▶ _THE EXERCISE_: Go through the entries and say how many lines contain the string "Samples". The number is the whole answer.

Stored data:
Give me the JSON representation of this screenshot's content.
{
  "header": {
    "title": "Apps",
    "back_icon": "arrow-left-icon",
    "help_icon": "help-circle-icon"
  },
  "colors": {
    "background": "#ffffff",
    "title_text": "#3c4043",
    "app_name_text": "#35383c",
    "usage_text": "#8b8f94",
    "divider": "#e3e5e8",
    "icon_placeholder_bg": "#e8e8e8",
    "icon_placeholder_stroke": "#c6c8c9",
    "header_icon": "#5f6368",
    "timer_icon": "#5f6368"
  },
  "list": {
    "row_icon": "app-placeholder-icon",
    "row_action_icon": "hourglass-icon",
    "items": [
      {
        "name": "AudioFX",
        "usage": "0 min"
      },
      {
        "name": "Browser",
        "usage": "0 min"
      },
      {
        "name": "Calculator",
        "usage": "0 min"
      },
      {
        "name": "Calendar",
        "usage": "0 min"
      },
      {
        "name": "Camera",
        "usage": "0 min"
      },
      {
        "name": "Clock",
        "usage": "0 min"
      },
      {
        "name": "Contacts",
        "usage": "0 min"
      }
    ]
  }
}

...

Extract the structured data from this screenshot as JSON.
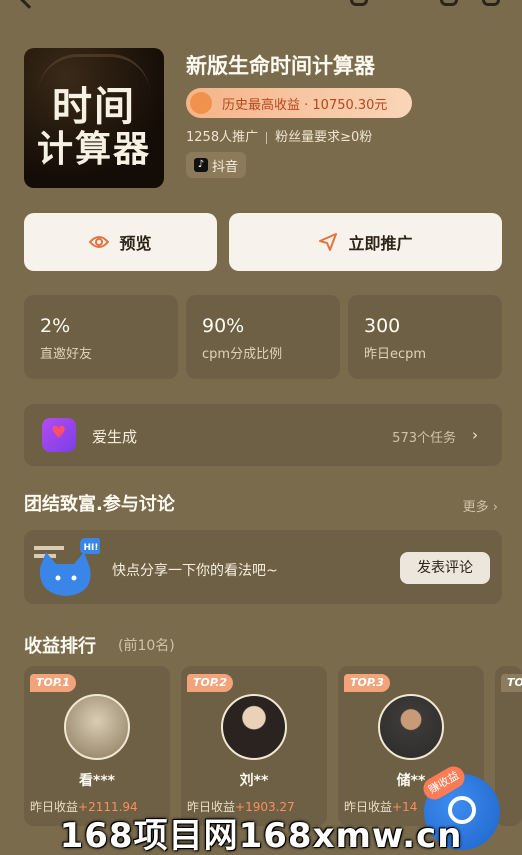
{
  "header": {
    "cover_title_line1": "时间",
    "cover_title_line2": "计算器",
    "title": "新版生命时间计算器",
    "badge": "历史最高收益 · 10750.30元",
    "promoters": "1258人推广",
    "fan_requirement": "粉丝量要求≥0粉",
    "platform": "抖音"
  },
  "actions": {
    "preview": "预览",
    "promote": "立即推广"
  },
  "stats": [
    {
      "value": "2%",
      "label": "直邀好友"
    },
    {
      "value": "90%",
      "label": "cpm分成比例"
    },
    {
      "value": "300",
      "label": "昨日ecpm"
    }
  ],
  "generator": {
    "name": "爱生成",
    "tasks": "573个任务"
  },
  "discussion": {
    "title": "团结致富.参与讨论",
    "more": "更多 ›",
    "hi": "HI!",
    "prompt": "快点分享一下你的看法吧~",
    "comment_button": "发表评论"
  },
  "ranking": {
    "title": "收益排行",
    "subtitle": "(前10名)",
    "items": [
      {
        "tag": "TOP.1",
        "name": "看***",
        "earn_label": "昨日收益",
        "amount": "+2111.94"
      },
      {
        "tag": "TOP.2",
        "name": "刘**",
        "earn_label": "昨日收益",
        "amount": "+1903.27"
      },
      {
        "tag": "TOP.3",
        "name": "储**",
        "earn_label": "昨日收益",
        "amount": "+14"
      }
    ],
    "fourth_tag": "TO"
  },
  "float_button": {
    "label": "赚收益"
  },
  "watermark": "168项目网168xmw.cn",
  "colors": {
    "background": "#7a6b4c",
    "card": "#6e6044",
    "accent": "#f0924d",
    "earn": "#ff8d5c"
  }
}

...

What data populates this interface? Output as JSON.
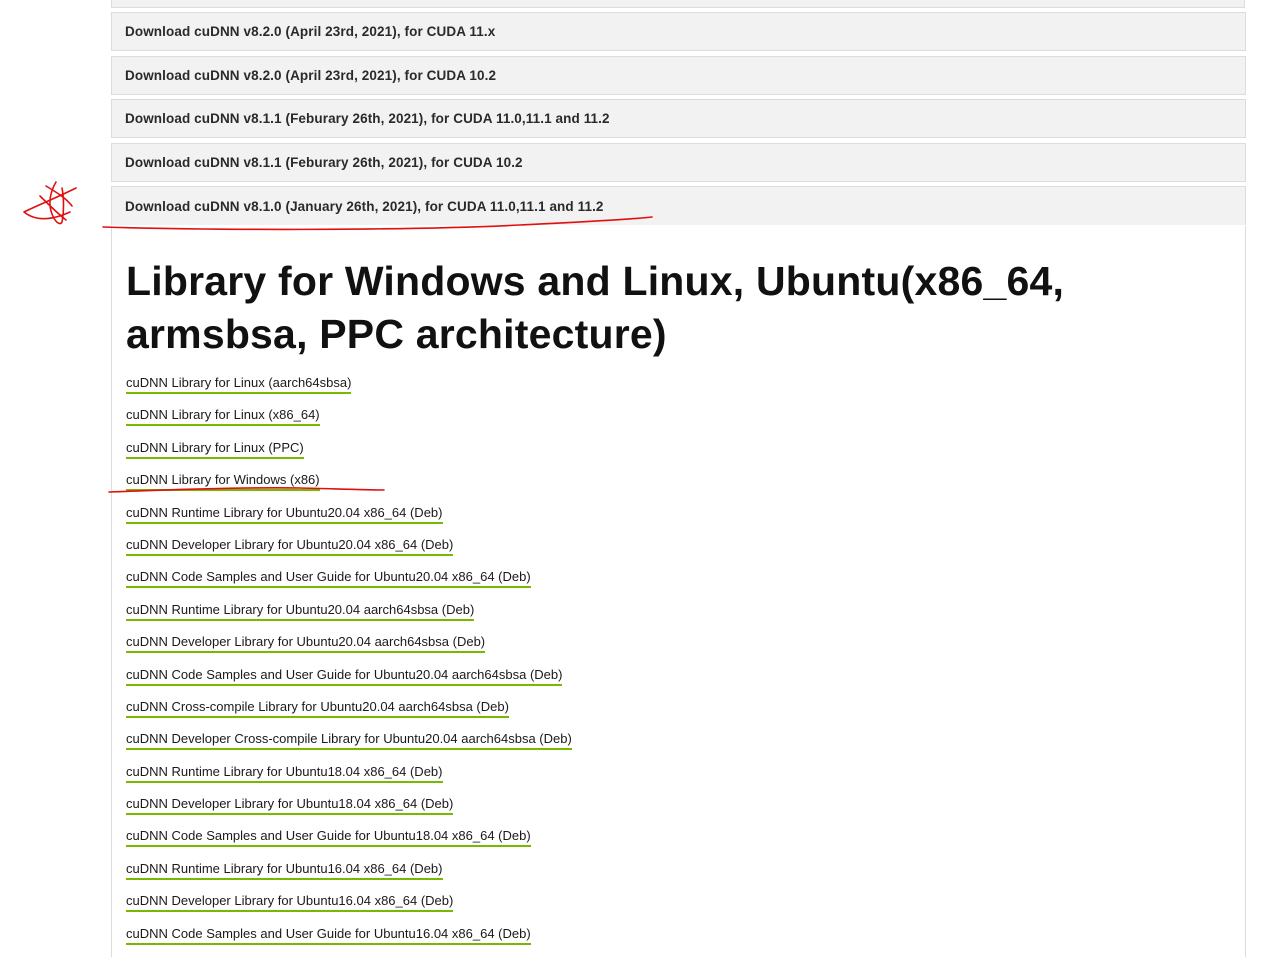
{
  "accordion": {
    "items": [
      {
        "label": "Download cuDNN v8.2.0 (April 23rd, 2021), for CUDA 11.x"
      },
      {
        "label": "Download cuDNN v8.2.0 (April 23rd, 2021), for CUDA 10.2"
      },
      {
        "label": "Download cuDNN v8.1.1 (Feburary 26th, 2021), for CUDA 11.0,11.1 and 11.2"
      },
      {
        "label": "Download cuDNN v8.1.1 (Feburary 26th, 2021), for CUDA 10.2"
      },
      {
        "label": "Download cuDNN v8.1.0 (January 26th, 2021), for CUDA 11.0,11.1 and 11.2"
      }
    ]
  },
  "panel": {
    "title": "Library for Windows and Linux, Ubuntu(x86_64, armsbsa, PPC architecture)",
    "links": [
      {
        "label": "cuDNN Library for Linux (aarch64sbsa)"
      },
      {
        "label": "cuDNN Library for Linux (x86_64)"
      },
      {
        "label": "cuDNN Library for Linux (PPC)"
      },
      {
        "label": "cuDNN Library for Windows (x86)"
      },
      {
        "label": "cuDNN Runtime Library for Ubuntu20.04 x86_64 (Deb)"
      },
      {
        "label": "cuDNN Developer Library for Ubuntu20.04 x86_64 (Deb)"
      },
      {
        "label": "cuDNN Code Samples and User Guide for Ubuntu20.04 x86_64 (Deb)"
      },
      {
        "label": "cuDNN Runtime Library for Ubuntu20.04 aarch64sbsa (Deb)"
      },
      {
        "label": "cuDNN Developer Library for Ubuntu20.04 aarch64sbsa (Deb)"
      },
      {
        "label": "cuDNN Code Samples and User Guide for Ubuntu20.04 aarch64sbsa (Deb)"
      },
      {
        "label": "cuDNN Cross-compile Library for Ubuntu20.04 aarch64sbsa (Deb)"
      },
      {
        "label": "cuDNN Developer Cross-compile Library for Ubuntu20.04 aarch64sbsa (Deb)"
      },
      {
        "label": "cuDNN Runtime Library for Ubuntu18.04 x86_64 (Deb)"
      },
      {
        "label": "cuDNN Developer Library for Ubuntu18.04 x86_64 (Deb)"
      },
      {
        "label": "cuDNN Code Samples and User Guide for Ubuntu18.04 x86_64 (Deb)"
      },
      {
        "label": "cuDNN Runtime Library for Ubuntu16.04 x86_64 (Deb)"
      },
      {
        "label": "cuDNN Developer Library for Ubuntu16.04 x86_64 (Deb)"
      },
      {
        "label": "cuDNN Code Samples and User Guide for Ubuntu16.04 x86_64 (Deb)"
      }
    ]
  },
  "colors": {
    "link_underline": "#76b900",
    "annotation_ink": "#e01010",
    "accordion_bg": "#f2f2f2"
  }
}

▶ _COMPLETE ANSWER_: 4